Task:
Find how many lines of the listing include the string "adolescentes", and report only that figure.

Rows:
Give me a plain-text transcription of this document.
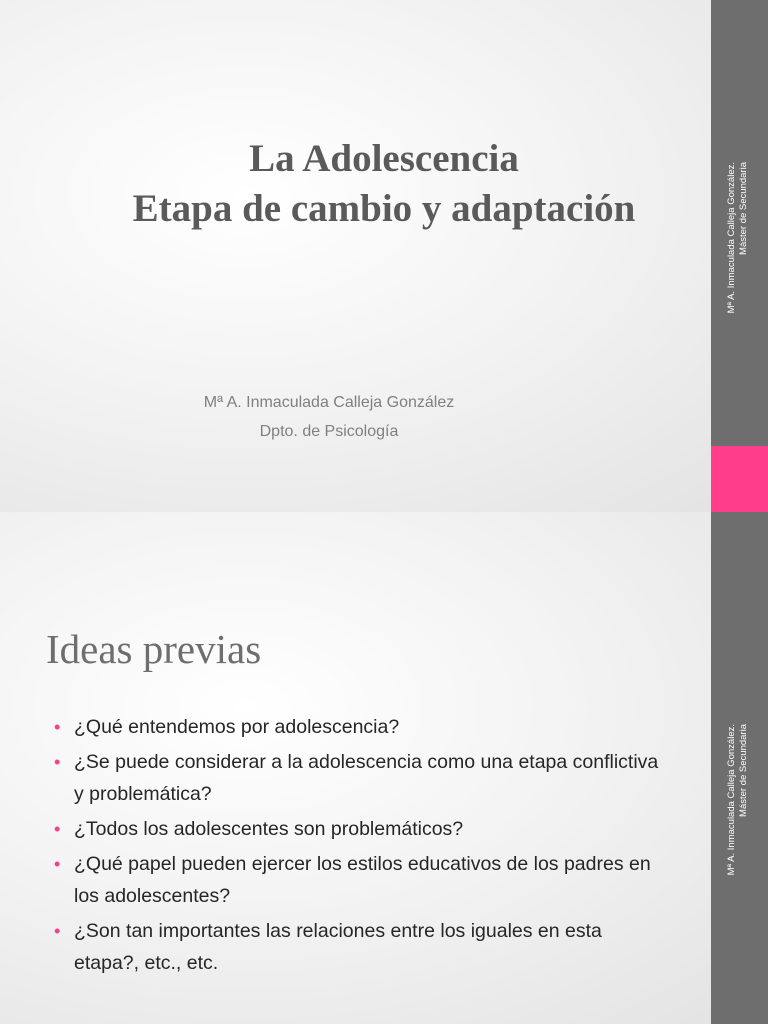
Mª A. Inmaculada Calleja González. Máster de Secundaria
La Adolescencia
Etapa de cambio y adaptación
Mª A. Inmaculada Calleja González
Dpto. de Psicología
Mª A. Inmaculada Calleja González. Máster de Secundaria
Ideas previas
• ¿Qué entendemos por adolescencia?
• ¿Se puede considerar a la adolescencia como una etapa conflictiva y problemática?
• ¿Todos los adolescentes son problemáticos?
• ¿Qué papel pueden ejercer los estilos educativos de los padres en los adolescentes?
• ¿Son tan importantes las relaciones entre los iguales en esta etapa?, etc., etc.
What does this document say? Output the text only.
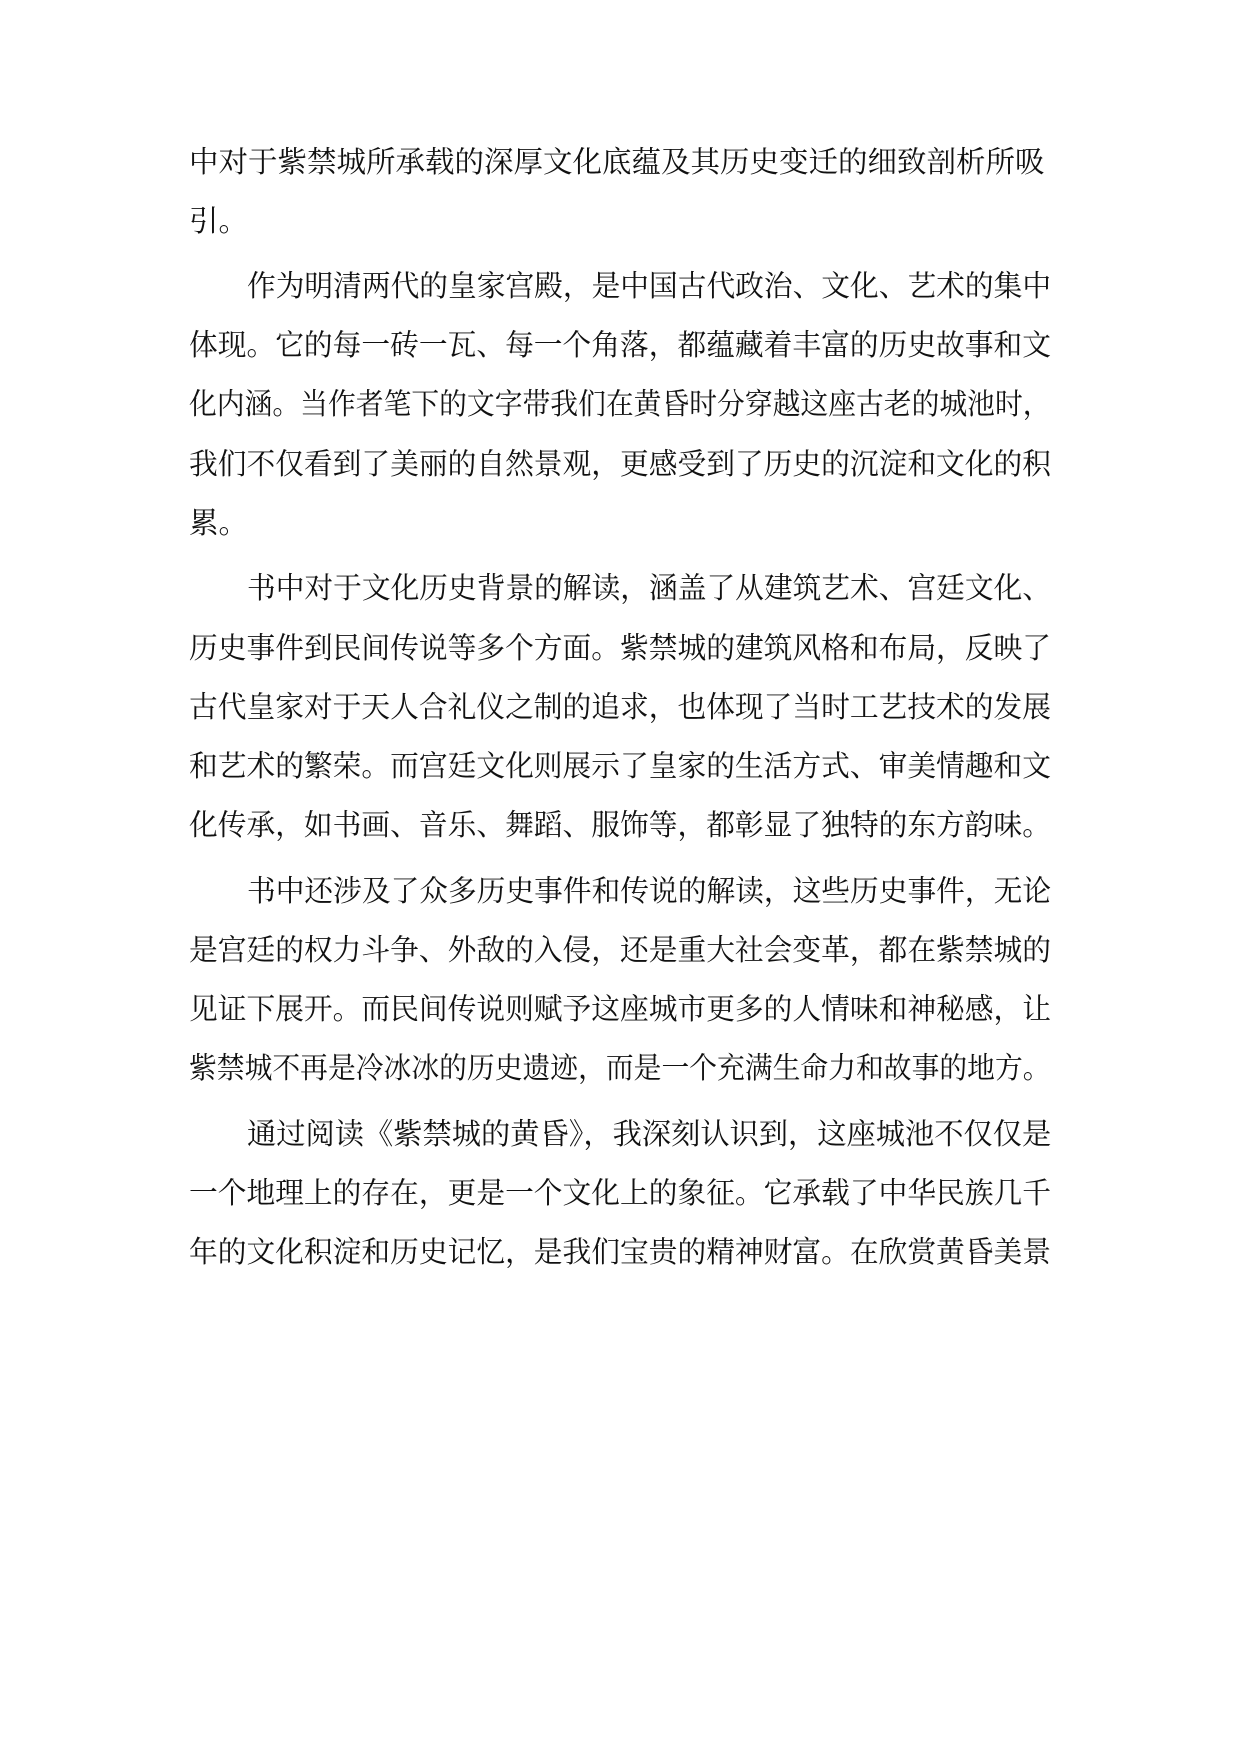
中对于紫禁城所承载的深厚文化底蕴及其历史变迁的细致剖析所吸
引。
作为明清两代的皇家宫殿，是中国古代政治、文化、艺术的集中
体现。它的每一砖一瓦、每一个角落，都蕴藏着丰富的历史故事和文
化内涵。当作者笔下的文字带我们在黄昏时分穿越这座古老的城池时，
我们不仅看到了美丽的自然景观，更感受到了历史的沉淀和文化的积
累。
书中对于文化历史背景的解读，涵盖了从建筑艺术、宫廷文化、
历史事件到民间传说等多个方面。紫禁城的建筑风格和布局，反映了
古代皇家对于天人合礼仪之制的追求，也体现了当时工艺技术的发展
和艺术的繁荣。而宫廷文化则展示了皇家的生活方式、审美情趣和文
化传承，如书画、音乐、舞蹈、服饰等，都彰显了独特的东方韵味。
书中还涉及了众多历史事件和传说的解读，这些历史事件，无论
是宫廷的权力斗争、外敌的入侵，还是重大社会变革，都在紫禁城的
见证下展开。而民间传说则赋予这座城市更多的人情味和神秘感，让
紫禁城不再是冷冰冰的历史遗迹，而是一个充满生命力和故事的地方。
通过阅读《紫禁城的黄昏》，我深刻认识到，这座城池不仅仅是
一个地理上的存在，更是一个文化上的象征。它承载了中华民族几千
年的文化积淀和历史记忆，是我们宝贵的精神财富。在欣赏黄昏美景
--
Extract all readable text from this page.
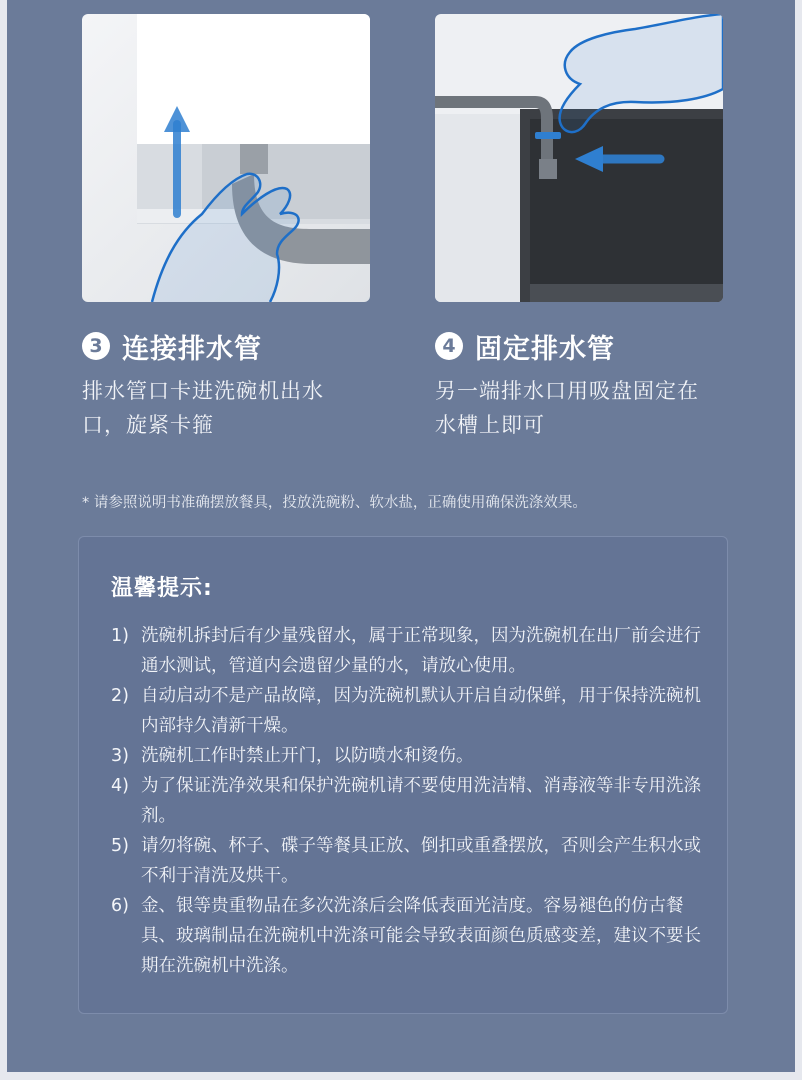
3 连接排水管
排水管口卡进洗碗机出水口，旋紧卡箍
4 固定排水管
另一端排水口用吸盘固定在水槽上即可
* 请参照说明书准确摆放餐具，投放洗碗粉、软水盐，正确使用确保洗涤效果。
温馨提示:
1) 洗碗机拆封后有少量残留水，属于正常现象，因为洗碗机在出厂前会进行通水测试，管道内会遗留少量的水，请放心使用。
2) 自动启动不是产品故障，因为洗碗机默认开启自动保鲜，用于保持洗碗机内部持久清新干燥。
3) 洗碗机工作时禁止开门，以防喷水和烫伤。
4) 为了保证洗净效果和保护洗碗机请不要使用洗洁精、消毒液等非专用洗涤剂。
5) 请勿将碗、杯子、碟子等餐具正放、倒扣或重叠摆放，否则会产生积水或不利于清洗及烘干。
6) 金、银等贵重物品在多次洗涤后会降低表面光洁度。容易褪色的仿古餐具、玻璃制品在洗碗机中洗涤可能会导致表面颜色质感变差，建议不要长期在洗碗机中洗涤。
...
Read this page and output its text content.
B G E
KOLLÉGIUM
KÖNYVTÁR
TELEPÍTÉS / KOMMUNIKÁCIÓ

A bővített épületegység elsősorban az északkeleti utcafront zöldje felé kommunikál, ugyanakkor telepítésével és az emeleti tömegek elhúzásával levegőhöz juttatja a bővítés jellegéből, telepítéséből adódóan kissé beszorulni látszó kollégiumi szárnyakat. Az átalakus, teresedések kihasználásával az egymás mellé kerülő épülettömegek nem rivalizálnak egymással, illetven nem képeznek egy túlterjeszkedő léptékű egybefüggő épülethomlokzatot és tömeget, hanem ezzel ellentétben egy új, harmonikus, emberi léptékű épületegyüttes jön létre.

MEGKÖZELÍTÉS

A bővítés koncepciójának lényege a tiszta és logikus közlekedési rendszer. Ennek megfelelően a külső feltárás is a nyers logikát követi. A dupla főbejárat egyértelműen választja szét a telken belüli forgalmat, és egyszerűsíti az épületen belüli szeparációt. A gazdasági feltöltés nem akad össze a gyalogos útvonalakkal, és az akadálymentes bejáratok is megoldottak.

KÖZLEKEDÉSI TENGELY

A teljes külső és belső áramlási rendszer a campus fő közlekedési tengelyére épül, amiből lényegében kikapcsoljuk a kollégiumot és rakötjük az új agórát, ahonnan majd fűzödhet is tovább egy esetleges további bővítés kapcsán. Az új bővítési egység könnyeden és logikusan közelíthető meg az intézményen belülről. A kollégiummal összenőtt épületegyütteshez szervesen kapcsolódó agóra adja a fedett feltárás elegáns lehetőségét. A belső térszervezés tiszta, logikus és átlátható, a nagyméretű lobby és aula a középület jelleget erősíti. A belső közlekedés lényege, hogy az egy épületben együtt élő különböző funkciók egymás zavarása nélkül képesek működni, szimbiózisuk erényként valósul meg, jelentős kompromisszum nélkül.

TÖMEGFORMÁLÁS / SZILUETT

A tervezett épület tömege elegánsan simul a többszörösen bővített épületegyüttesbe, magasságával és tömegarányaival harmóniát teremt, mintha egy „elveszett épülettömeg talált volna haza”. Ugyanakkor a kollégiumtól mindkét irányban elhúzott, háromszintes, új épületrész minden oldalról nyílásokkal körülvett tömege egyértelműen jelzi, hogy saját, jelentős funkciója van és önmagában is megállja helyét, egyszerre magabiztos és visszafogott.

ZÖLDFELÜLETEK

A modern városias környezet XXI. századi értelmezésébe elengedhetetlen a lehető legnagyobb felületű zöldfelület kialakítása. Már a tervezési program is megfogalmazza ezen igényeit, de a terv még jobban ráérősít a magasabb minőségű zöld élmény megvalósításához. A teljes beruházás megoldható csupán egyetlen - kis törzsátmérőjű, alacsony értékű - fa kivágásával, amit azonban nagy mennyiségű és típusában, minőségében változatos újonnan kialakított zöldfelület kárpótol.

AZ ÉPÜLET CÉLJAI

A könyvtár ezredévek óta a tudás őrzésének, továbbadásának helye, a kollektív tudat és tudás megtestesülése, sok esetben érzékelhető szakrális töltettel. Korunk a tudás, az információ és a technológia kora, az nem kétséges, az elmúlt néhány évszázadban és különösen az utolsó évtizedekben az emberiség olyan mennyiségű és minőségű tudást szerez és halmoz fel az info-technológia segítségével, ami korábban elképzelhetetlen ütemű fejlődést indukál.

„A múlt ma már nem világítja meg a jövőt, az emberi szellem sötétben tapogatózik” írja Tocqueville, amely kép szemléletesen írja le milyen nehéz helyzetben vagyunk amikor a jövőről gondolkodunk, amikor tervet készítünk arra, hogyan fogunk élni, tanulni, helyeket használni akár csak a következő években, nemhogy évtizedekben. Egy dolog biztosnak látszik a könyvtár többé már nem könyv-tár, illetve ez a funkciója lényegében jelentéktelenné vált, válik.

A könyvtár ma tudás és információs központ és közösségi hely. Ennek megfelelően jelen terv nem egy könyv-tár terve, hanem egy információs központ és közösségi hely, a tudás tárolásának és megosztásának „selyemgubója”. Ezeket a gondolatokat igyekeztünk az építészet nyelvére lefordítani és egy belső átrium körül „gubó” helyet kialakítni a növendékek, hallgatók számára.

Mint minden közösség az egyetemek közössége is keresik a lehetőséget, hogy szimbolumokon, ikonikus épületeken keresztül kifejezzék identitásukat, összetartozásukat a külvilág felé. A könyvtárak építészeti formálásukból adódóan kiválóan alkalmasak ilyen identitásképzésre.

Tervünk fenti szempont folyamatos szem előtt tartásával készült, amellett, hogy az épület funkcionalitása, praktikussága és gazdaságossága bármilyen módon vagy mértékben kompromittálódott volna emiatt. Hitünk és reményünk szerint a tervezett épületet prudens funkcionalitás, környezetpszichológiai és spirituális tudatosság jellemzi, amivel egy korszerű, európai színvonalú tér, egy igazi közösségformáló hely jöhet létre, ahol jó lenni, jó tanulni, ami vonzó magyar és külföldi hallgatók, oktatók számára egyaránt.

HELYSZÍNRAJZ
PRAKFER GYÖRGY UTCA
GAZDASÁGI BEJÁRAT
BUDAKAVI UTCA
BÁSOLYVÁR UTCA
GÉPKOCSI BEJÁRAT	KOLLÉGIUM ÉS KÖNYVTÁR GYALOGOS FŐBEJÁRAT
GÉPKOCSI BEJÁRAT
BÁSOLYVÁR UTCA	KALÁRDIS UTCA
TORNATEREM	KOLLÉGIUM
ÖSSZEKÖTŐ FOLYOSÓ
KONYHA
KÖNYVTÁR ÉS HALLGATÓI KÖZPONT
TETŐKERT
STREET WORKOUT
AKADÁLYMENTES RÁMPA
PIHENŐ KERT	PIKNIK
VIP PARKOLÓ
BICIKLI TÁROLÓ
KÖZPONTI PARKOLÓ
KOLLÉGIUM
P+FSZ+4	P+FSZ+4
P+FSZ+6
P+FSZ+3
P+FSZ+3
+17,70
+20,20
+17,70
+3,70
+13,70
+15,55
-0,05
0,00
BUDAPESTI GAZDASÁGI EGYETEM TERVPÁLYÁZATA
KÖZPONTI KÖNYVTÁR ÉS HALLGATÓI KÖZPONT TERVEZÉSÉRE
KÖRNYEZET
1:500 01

Reply to the exercise:
2